--- Start of Input records ---

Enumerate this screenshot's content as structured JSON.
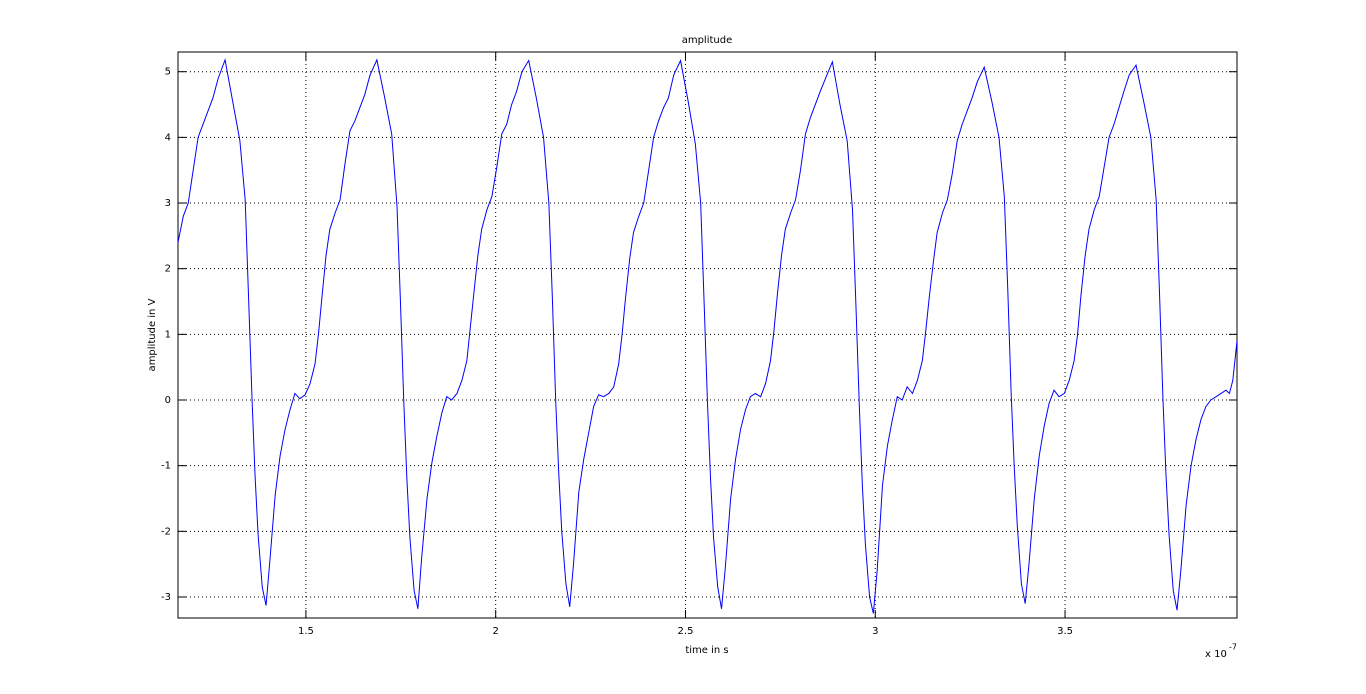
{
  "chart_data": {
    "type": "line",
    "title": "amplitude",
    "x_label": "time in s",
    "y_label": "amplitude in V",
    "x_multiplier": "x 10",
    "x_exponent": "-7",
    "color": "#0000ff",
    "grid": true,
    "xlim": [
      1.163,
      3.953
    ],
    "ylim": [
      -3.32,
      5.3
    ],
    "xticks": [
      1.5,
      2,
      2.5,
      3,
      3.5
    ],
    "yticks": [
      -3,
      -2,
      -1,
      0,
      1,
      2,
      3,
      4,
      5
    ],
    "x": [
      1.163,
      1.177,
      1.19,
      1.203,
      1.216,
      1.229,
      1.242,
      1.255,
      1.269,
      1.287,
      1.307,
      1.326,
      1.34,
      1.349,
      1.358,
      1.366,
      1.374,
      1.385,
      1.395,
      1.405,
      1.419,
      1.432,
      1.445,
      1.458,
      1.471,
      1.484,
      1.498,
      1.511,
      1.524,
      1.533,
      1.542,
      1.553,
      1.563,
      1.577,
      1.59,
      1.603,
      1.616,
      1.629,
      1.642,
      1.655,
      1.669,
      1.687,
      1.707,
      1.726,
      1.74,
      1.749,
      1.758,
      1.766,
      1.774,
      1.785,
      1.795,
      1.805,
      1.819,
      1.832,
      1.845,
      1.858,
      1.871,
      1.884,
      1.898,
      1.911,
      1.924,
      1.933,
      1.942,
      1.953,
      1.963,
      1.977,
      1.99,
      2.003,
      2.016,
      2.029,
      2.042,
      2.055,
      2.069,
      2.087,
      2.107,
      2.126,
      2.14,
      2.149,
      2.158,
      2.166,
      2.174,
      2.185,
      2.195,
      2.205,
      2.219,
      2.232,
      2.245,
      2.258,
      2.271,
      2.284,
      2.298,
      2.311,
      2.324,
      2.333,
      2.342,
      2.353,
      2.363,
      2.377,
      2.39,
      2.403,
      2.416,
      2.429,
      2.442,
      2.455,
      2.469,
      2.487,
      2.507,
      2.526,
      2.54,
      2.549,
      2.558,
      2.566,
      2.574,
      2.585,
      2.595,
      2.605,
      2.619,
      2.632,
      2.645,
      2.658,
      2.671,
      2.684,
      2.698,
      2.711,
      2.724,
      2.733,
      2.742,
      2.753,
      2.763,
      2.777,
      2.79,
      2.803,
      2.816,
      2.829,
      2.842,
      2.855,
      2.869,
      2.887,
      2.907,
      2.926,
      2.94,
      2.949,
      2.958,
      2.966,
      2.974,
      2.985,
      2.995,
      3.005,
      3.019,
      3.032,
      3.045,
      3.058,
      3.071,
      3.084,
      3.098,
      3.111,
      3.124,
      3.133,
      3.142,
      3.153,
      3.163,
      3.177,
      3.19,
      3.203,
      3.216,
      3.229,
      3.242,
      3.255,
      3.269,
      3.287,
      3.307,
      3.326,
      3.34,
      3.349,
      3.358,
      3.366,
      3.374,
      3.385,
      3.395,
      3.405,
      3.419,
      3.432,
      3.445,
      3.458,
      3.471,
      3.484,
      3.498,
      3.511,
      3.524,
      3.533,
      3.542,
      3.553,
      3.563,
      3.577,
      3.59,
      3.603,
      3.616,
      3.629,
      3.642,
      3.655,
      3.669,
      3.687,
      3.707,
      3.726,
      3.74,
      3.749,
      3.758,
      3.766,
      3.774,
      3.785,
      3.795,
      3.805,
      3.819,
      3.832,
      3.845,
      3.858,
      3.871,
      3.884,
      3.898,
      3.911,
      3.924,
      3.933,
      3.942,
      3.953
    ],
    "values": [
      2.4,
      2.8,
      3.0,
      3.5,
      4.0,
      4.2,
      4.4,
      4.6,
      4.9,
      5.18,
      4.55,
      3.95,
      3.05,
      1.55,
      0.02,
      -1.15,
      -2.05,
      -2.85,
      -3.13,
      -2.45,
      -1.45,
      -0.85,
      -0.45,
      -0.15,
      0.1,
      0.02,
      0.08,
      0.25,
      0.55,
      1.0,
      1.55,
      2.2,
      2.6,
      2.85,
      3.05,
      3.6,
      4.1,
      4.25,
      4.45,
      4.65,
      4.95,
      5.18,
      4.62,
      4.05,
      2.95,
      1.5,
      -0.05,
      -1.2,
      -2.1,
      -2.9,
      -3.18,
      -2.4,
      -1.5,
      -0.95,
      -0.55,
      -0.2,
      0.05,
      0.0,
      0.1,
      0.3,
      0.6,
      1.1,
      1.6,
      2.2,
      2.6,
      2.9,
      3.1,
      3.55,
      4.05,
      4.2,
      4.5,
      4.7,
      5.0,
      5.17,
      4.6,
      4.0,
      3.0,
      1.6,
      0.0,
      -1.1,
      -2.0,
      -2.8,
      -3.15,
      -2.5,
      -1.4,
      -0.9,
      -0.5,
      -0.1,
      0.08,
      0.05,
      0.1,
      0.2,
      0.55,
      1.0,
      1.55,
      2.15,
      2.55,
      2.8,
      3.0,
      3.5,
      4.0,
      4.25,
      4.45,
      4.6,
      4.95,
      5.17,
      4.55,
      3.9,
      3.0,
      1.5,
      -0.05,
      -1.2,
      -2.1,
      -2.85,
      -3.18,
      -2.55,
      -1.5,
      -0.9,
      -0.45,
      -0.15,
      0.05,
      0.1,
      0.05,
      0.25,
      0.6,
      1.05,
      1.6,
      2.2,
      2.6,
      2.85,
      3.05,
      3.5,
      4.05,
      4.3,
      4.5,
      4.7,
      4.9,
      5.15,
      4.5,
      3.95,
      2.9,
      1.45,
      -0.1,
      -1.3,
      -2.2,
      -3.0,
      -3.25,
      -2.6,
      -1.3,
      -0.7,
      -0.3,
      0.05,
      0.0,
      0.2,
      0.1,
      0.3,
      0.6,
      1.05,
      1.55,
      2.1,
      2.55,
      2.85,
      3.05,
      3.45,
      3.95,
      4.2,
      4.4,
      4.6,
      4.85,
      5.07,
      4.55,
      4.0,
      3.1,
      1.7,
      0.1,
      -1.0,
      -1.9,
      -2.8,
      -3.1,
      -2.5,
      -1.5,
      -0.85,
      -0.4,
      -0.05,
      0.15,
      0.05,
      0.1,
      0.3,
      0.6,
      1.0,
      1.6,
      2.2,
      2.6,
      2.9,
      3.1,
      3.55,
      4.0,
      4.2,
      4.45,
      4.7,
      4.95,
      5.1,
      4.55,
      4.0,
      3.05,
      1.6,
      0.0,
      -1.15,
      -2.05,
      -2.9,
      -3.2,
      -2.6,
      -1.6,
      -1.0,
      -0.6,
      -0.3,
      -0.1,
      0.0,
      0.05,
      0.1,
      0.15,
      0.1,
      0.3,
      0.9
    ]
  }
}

--- End of Input records ---

Exercise directions
Return every line containing "amplitude".

Exercise solution
    "title": "amplitude",
    "y_label": "amplitude in V",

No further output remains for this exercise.